Dataset excerpts:
◆ ◆ ◆ ◆ ◆
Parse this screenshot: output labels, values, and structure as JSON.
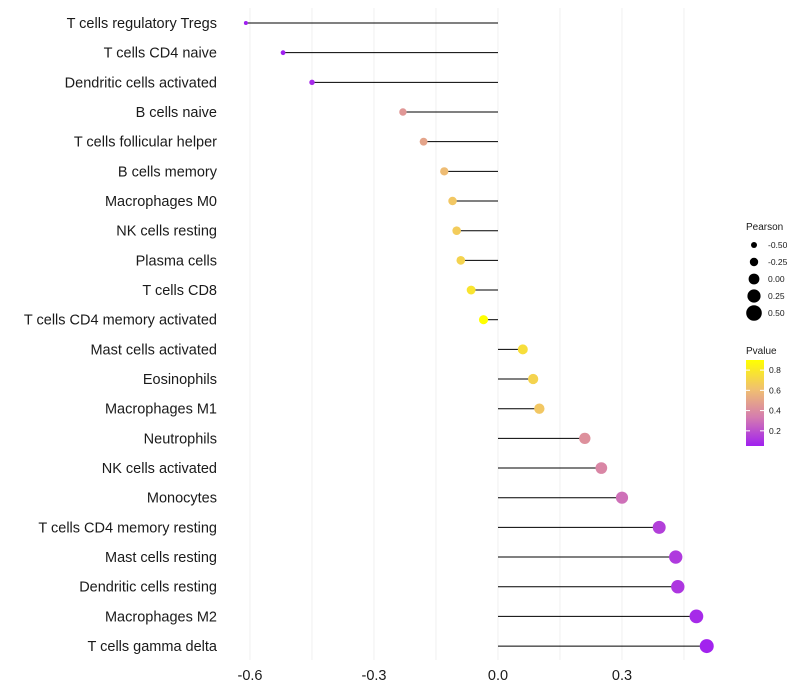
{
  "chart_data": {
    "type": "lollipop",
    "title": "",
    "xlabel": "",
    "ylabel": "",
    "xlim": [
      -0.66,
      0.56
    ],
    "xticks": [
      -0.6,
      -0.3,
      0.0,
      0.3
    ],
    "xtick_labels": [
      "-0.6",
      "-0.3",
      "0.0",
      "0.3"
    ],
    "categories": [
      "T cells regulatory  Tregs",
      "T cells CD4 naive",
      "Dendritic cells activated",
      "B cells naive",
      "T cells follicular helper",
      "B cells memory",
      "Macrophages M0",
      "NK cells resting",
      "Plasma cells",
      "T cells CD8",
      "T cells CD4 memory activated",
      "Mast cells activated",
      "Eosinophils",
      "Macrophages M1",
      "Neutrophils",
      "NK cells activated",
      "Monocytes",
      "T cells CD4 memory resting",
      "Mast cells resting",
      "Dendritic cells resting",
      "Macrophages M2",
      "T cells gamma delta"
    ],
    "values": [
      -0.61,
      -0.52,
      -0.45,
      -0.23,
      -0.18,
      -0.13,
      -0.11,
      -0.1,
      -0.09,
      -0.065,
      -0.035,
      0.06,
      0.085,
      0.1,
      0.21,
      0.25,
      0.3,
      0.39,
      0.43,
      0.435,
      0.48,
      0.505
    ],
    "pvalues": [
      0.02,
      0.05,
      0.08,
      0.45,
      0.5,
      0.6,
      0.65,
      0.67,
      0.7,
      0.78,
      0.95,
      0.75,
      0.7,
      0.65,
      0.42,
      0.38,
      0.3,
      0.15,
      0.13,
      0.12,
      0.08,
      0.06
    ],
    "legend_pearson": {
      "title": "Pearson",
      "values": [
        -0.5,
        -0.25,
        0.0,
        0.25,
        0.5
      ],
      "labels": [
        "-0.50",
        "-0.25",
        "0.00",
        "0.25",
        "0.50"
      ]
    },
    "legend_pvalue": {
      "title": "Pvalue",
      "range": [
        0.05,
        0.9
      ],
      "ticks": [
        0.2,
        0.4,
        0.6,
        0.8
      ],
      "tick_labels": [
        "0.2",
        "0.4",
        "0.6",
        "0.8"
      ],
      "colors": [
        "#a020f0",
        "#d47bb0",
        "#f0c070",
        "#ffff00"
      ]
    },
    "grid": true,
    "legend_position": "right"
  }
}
◆ ◆ ◆ ◆ ◆
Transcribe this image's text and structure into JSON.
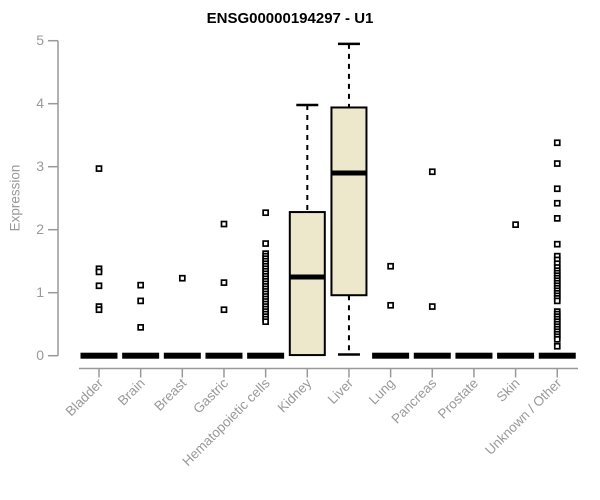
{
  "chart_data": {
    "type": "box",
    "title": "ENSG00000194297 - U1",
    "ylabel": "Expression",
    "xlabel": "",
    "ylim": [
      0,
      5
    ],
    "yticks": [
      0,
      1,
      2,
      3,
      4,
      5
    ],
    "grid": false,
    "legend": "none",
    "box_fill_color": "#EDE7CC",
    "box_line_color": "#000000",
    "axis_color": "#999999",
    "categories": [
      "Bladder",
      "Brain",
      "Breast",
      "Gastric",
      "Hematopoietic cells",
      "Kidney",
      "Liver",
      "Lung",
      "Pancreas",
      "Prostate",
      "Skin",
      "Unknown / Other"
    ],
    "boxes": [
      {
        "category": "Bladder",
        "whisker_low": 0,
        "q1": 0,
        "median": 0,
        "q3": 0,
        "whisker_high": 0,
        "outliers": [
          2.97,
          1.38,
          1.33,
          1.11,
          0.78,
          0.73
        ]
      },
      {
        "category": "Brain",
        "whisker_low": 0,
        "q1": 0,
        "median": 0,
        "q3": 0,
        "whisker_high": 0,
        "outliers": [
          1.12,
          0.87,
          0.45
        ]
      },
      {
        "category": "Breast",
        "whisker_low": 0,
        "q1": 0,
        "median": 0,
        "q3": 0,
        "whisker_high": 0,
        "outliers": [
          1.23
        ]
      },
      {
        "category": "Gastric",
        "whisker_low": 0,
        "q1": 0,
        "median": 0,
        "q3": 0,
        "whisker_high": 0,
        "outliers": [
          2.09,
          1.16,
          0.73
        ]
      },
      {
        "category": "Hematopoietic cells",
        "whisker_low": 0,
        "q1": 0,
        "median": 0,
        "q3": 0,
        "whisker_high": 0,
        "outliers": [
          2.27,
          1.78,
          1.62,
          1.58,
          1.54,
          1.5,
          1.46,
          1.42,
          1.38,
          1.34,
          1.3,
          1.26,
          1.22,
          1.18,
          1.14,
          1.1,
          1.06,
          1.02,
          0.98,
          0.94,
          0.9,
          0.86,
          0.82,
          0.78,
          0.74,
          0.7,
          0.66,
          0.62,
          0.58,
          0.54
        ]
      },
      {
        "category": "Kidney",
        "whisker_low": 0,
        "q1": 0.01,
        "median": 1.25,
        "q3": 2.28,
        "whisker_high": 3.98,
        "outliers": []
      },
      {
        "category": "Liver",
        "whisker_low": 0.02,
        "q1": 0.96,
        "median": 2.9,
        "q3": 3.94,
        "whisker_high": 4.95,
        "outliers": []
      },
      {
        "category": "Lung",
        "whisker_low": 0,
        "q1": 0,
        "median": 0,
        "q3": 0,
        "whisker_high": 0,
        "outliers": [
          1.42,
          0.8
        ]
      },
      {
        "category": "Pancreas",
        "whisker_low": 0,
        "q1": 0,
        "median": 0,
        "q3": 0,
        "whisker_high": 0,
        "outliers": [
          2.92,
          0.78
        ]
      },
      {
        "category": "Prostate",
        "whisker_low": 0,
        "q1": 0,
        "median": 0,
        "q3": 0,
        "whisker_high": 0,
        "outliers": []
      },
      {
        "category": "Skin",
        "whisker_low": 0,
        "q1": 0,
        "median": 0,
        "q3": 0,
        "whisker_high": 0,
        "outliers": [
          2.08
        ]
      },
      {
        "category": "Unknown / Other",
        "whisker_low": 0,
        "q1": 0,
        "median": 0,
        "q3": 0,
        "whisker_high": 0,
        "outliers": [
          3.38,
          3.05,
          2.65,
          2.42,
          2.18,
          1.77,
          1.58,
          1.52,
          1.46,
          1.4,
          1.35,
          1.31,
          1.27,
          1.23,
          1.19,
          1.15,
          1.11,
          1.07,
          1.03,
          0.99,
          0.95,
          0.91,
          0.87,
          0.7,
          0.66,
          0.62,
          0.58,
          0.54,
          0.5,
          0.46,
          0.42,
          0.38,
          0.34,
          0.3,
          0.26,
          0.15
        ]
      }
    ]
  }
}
◆ ◆ ◆ ◆ ◆
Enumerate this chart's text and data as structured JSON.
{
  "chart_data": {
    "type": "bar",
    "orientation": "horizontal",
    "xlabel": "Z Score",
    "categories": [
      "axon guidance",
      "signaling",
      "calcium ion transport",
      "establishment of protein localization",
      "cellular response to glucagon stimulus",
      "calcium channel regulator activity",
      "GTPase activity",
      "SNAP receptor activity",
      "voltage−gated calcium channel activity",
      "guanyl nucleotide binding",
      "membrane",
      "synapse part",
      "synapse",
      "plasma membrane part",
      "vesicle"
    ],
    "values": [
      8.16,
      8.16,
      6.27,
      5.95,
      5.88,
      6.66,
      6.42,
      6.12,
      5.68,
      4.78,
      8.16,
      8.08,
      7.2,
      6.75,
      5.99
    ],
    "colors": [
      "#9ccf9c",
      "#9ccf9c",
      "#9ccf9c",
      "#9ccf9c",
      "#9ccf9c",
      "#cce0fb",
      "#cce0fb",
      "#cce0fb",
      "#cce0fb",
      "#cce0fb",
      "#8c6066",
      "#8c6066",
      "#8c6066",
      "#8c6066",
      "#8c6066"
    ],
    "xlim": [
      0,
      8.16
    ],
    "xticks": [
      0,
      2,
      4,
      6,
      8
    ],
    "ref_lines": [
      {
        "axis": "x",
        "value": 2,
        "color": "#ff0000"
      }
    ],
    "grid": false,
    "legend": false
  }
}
◆ ◆ ◆ ◆ ◆
Work required:
What lines in the listing above hold the string "Macrophages"? List them.

Response for this exercise:
      "Macrophages M0",
      "Macrophages M1",
      "Macrophages M2",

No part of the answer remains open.